EXCERPT -
╔══

Re: Securely discovering Application Master's metadata or sending a secret to Application Master at submission

2016-06-10 Thread Mingyu Kim
Ah, I see. I thought the RPC port was used for YARN’s own communication, but 
that field in ApplicationReport is exactly there for exposing some interfaces 
to the client, which is what I was looking for. I’ll take a look at MRAppMaster 
for an example. Thanks a lot for help!

 

Mingyu

 

From: Sunil Govind 
Date: Friday, June 10, 2016 at 5:37 AM
To: Rohith Sharma K S , Mingyu Kim 
, "user@hadoop.apache.org" 
Cc: Matt Cheah 
Subject: Re: Securely discovering Application Master's metadata or sending a 
secret to Application Master at submission

 

Hi Mike 

 

Adding to what Rohith has mentioned, you can refer to below interface to know 
what all information which you can get from Yarn w.r.t one application. 
https://hadoop.apache.org/docs/r2.7.0/api/org/apache/hadoop/yarn/api/records/ApplicationReport.html

 

This has RPC port ApplicationMaster, and you can try to interact AM through 
that. Being said this, its upto ApplicationMaster to expose interfaces which 
you are looking. And YARN doesnt have any control on same as mentioned by 
Rohith.

 

- Sunil

 

 

On Fri, Jun 10, 2016 at 11:26 AM Rohith Sharma K S  
wrote:

Hi

 

Basically I see you have multiple questions

1.   How to get AM RPC port ?

>>> This you can get it via YarnClient# getApplicationReport(). This gives 
>>> common/generic application specific details. Note that RM does not maintain 
>>> any custom details for applications.

╚══

A run of records -
╔══

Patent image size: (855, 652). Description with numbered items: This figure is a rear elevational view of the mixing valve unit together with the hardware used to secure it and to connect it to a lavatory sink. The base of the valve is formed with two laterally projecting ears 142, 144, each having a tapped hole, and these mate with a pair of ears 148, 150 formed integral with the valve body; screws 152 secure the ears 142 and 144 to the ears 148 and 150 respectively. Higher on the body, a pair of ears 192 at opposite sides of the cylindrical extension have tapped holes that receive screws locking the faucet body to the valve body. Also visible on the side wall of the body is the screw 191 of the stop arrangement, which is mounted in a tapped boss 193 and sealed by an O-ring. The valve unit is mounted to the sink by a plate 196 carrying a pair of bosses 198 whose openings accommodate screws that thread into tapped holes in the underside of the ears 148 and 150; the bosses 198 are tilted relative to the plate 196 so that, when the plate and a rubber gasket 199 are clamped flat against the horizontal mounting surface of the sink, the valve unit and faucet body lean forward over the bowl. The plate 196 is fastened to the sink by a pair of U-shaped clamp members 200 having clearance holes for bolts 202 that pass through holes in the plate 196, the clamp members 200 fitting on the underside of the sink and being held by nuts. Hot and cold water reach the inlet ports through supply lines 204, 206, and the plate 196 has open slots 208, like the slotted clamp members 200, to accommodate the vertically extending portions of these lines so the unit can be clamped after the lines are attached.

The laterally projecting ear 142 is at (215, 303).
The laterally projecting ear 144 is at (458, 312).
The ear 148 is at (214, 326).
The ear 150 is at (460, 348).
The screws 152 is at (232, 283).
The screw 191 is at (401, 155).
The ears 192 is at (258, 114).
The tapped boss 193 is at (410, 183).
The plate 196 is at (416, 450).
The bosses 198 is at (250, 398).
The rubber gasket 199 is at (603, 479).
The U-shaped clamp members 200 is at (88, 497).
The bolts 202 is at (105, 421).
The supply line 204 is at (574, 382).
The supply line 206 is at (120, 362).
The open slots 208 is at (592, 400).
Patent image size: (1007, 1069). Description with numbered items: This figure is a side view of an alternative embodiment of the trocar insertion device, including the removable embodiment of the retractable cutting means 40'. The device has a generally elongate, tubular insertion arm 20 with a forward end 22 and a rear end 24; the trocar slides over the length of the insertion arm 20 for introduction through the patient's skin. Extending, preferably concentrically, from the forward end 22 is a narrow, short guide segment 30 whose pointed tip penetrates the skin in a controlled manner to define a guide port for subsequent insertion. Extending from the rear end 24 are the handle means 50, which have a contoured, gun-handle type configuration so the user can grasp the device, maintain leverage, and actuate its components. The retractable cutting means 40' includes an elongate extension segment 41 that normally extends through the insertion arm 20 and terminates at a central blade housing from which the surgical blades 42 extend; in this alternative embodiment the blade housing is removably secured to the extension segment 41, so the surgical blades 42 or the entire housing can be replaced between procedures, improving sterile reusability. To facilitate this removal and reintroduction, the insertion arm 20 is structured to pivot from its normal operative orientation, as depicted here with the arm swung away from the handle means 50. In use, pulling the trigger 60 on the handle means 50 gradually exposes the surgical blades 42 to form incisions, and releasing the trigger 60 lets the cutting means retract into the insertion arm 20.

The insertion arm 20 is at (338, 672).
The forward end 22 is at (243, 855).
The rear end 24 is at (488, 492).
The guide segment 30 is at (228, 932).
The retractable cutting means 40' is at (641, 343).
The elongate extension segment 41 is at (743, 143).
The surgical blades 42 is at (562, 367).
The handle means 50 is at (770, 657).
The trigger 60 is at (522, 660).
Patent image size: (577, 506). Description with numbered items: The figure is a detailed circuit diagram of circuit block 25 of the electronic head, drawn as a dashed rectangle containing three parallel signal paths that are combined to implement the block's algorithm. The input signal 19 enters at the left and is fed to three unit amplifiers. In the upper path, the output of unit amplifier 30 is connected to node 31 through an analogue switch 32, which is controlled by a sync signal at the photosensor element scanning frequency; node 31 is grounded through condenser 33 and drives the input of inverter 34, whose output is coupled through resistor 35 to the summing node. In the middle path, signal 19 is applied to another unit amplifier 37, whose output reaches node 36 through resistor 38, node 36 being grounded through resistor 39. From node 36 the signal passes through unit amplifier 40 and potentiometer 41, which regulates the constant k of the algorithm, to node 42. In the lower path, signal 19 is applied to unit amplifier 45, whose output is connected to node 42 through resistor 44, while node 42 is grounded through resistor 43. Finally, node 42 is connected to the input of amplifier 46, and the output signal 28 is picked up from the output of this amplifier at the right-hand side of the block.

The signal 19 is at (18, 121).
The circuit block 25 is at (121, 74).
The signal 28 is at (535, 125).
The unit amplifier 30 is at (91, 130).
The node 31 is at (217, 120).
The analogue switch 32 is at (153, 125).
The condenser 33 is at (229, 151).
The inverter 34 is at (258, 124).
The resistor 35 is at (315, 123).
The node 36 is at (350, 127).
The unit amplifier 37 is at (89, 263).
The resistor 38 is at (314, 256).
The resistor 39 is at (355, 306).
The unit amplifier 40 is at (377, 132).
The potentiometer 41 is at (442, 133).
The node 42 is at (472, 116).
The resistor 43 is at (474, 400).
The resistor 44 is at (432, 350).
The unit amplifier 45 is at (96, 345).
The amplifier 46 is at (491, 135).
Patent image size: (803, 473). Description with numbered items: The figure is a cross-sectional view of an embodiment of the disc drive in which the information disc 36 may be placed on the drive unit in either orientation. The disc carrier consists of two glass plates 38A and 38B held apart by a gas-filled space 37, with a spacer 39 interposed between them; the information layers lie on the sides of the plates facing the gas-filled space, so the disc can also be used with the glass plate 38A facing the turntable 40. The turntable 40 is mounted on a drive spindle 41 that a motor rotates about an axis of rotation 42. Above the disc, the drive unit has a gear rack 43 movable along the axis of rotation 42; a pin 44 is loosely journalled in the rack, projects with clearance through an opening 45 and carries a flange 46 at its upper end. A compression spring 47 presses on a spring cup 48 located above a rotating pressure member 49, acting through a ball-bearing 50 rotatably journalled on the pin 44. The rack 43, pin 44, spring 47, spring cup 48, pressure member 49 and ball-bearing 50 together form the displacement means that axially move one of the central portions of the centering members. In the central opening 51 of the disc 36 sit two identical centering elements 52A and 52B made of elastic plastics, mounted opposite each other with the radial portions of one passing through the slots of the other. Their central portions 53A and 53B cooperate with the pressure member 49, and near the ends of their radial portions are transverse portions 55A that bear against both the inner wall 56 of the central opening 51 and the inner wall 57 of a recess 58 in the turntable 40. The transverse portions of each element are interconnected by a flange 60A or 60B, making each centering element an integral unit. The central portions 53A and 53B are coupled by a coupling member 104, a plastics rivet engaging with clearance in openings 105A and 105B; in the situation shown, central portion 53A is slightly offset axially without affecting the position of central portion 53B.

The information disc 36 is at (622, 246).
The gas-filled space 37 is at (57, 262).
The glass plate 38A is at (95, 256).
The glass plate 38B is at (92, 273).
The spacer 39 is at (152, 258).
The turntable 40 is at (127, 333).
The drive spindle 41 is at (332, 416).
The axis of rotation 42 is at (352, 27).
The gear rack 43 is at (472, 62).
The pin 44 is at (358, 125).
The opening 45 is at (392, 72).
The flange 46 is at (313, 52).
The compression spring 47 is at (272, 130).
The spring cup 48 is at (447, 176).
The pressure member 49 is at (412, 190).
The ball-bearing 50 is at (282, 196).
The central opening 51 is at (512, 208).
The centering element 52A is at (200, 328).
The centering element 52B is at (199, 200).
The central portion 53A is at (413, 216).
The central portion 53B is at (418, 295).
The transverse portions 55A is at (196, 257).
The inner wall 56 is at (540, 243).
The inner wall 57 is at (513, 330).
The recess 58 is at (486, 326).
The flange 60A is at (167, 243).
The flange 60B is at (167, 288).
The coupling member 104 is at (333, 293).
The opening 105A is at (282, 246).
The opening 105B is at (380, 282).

╚══

REQUIRED TASK -
Decide whether each statement below agrees with the mailing-list thread above, answering yes or no and quoting the words of the thread that settle it.
1. Sunil Govind's message is dated Friday, June 10, 2016 at 5:37 AM.
2. Sunil says that YARN controls which interfaces the ApplicationMaster exposes.
3. Rohith states that the RM keeps custom details for applications.

WRITTEN ANSWER -
1. Yes: "Date: Friday, June 10, 2016 at 5:37 AM"
2. No: "And YARN doesnt have any control on same as mentioned by"
3. No: "Note that RM does not maintain"